Entries of transcribed document text:
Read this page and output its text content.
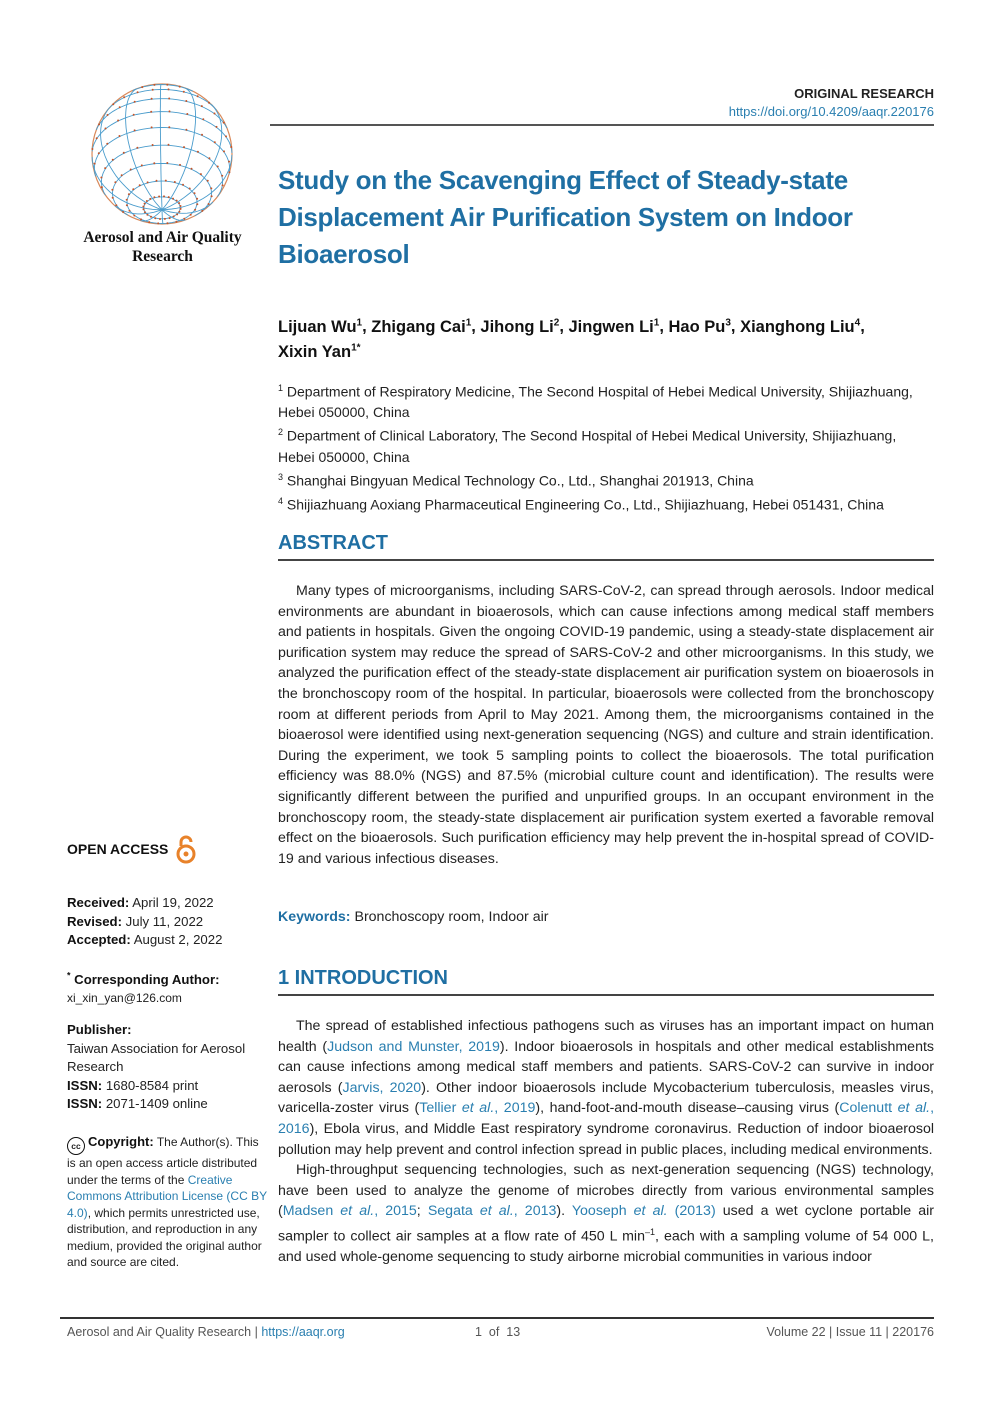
Aerosol and Air Quality Research
ORIGINAL RESEARCH
https://doi.org/10.4209/aaqr.220176
Study on the Scavenging Effect of Steady-state Displacement Air Purification System on Indoor Bioaerosol
Lijuan Wu$^1$, Zhigang Cai$^1$, Jihong Li$^2$, Jingwen Li$^1$, Hao Pu$^3$, Xianghong Liu$^4$,
Xixin Yan$^{1*}$
$^1$ Department of Respiratory Medicine, The Second Hospital of Hebei Medical University, Shijiazhuang, Hebei 050000, China
$^2$ Department of Clinical Laboratory, The Second Hospital of Hebei Medical University, Shijiazhuang, Hebei 050000, China
$^3$ Shanghai Bingyuan Medical Technology Co., Ltd., Shanghai 201913, China
$^4$ Shijiazhuang Aoxiang Pharmaceutical Engineering Co., Ltd., Shijiazhuang, Hebei 051431, China
ABSTRACT

Many types of microorganisms, including SARS-CoV-2, can spread through aerosols. Indoor medical environments are abundant in bioaerosols, which can cause infections among medical staff members and patients in hospitals. Given the ongoing COVID-19 pandemic, using a steady-state displacement air purification system may reduce the spread of SARS-CoV-2 and other microorganisms. In this study, we analyzed the purification effect of the steady-state displacement air purification system on bioaerosols in the bronchoscopy room of the hospital. In particular, bioaerosols were collected from the bronchoscopy room at different periods from April to May 2021. Among them, the microorganisms contained in the bioaerosol were identified using next-generation sequencing (NGS) and culture and strain identification. During the experiment, we took 5 sampling points to collect the bioaerosols. The total purification efficiency was 88.0% (NGS) and 87.5% (microbial culture count and identification). The results were significantly different between the purified and unpurified groups. In an occupant environment in the bronchoscopy room, the steady-state displacement air purification system exerted a favorable removal effect on the bioaerosols. Such purification efficiency may help prevent the in-hospital spread of COVID-19 and various infectious diseases.

Keywords: Bronchoscopy room, Indoor air
1 INTRODUCTION

The spread of established infectious pathogens such as viruses has an important impact on human health (Judson and Munster, 2019). Indoor bioaerosols in hospitals and other medical establishments can cause infections among medical staff members and patients. SARS-CoV-2 can survive in indoor aerosols (Jarvis, 2020). Other indoor bioaerosols include Mycobacterium tuberculosis, measles virus, varicella-zoster virus (Tellier et al., 2019), hand-foot-and-mouth disease–causing virus (Colenutt et al., 2016), Ebola virus, and Middle East respiratory syndrome coronavirus. Reduction of indoor bioaerosol pollution may help prevent and control infection spread in public places, including medical environments.

High-throughput sequencing technologies, such as next-generation sequencing (NGS) technology, have been used to analyze the genome of microbes directly from various environmental samples (Madsen et al., 2015; Segata et al., 2013). Yooseph et al. (2013) used a wet cyclone portable air sampler to collect air samples at a flow rate of 450 L $\min^{-1}$, each with a sampling volume of 54 000 L, and used whole-genome sequencing to study airborne microbial communities in various indoor

OPEN ACCESS
Received: April 19, 2022
Revised: July 11, 2022
Accepted: August 2, 2022
* Corresponding Author:
xi_xin_yan@126.com
Publisher:
Taiwan Association for Aerosol Research
ISSN: 1680-8584 print
ISSN: 2071-1409 online
cc Copyright: The Author(s). This is an open access article distributed under the terms of the Creative Commons Attribution License (CC BY 4.0), which permits unrestricted use, distribution, and reproduction in any medium, provided the original author and source are cited.
Aerosol and Air Quality Research | https://aaqr.org	1  of  13	Volume 22 | Issue 11 | 220176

Exercise prompt: Filter the lines above, keeping and copying those that contain "Second".

Task response:
$^1$ Department of Respiratory Medicine, The Second Hospital of Hebei Medical University, Shijiazhuang, Hebei 050000, China
$^2$ Department of Clinical Laboratory, The Second Hospital of Hebei Medical University, Shijiazhuang, Hebei 050000, China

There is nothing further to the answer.